>> START

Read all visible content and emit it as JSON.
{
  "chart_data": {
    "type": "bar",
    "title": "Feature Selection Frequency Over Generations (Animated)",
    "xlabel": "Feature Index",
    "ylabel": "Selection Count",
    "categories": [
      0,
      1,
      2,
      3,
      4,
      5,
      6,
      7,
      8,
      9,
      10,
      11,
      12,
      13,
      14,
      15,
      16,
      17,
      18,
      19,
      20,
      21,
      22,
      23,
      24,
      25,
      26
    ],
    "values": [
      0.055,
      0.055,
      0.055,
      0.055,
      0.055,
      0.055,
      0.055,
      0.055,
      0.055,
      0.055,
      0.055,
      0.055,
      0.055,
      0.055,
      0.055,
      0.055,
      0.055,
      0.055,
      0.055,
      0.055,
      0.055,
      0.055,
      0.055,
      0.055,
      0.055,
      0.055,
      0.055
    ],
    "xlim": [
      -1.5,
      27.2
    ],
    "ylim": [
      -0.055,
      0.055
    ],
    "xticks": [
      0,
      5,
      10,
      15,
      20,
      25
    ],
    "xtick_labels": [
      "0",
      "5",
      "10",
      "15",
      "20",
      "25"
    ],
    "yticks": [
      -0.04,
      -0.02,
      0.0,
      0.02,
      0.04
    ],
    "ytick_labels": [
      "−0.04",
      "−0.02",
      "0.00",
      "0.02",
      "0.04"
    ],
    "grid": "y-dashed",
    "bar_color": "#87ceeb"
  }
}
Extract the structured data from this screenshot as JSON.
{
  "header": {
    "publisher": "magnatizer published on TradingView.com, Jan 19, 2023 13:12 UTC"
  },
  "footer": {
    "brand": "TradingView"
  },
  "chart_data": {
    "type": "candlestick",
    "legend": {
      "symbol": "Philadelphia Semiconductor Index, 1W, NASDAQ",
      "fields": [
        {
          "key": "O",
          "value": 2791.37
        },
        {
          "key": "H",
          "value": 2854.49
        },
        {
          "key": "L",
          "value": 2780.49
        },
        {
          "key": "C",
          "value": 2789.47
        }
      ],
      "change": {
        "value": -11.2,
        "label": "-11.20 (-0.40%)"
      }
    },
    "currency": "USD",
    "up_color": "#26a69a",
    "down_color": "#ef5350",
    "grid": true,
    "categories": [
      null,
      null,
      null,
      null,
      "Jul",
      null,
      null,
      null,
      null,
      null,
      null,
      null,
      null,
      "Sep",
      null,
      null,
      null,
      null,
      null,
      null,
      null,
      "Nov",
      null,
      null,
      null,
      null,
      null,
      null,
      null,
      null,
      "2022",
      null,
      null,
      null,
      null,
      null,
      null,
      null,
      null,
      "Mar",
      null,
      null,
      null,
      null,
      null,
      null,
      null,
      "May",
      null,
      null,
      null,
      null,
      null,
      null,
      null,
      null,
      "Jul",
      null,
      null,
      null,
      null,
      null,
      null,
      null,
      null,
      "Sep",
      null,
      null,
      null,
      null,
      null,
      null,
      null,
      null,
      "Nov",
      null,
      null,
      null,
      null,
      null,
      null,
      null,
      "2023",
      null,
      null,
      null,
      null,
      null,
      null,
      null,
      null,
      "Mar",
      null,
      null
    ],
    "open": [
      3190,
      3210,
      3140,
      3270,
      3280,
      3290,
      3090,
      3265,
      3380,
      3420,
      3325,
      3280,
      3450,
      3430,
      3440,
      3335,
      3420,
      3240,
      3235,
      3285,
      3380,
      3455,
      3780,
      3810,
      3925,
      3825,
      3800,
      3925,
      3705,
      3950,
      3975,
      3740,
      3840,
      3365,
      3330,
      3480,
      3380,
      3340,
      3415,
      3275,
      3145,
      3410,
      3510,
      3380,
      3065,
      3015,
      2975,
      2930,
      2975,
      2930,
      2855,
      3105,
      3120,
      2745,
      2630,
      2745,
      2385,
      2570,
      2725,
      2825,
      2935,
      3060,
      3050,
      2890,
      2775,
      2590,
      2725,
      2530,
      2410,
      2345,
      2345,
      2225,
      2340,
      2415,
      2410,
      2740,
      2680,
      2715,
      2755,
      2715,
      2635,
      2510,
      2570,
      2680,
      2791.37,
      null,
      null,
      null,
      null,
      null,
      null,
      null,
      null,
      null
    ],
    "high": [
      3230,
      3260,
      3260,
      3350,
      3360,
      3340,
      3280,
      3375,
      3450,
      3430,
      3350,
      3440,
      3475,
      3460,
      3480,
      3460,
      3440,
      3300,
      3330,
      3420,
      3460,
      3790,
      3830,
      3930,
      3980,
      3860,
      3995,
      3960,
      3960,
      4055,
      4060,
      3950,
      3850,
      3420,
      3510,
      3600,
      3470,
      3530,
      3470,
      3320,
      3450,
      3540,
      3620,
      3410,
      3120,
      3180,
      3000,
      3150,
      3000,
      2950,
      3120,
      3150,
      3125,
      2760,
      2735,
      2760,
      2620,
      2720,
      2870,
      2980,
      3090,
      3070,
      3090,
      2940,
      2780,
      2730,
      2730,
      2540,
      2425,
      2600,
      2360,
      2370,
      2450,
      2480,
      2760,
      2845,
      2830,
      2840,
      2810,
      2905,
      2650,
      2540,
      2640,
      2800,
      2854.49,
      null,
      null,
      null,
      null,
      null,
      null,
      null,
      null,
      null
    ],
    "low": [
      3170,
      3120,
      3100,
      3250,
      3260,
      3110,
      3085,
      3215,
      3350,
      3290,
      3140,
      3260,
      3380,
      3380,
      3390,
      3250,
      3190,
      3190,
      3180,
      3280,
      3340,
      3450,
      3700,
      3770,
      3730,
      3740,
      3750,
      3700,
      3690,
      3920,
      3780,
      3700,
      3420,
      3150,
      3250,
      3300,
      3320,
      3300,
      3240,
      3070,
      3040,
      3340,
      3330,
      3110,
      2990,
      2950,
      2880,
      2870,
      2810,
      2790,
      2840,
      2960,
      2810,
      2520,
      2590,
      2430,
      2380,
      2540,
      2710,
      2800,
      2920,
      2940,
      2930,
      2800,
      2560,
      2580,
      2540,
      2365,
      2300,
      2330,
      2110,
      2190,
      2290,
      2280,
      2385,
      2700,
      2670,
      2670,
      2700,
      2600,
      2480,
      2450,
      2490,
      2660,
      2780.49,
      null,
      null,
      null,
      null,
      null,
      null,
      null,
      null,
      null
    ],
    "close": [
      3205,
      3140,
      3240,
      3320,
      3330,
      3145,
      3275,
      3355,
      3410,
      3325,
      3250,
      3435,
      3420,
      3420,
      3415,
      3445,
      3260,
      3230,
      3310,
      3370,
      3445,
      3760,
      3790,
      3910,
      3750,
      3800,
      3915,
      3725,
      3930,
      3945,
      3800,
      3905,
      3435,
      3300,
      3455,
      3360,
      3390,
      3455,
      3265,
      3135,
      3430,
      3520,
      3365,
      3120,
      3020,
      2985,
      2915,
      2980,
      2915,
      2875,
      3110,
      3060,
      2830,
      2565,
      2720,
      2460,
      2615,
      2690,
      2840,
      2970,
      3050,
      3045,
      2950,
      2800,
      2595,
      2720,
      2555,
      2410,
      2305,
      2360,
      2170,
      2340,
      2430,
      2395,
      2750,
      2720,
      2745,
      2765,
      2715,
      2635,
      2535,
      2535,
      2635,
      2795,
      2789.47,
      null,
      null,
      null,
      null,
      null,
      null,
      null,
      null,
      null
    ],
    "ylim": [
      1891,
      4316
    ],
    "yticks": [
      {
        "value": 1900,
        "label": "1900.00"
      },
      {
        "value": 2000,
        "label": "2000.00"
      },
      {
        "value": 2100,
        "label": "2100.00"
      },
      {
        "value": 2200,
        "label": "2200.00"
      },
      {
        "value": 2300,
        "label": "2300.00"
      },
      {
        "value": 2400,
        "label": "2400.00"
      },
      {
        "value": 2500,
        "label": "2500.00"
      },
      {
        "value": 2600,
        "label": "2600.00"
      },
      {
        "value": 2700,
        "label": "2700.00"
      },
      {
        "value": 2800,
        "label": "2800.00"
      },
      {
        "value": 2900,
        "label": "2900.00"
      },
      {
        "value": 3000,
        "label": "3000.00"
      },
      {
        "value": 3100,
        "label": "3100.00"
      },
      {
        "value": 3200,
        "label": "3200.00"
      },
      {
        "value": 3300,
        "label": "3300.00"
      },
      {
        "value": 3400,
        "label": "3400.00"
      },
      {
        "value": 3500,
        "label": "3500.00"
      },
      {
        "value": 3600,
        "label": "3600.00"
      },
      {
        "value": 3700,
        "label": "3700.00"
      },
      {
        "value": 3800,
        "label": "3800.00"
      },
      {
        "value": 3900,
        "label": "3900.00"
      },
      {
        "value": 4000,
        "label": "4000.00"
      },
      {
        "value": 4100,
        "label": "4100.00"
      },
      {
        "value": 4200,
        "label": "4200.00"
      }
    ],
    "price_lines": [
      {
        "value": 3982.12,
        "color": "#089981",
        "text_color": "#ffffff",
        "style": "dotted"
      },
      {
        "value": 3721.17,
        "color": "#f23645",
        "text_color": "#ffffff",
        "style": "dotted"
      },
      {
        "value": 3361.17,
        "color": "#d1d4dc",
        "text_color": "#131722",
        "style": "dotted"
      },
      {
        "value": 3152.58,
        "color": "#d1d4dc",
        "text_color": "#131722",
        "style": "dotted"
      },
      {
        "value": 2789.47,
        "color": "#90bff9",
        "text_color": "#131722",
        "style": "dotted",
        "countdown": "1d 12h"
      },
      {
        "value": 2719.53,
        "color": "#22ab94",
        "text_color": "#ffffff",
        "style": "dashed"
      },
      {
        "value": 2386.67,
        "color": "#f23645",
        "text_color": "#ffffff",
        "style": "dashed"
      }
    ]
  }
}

>> END

> [TASK DETAILS] Return each line where "JSON" shows up.

> [RESULT FOR THIS EXERCISE]
Read all visible content and emit it as JSON.
Extract the structured data from this screenshot as JSON.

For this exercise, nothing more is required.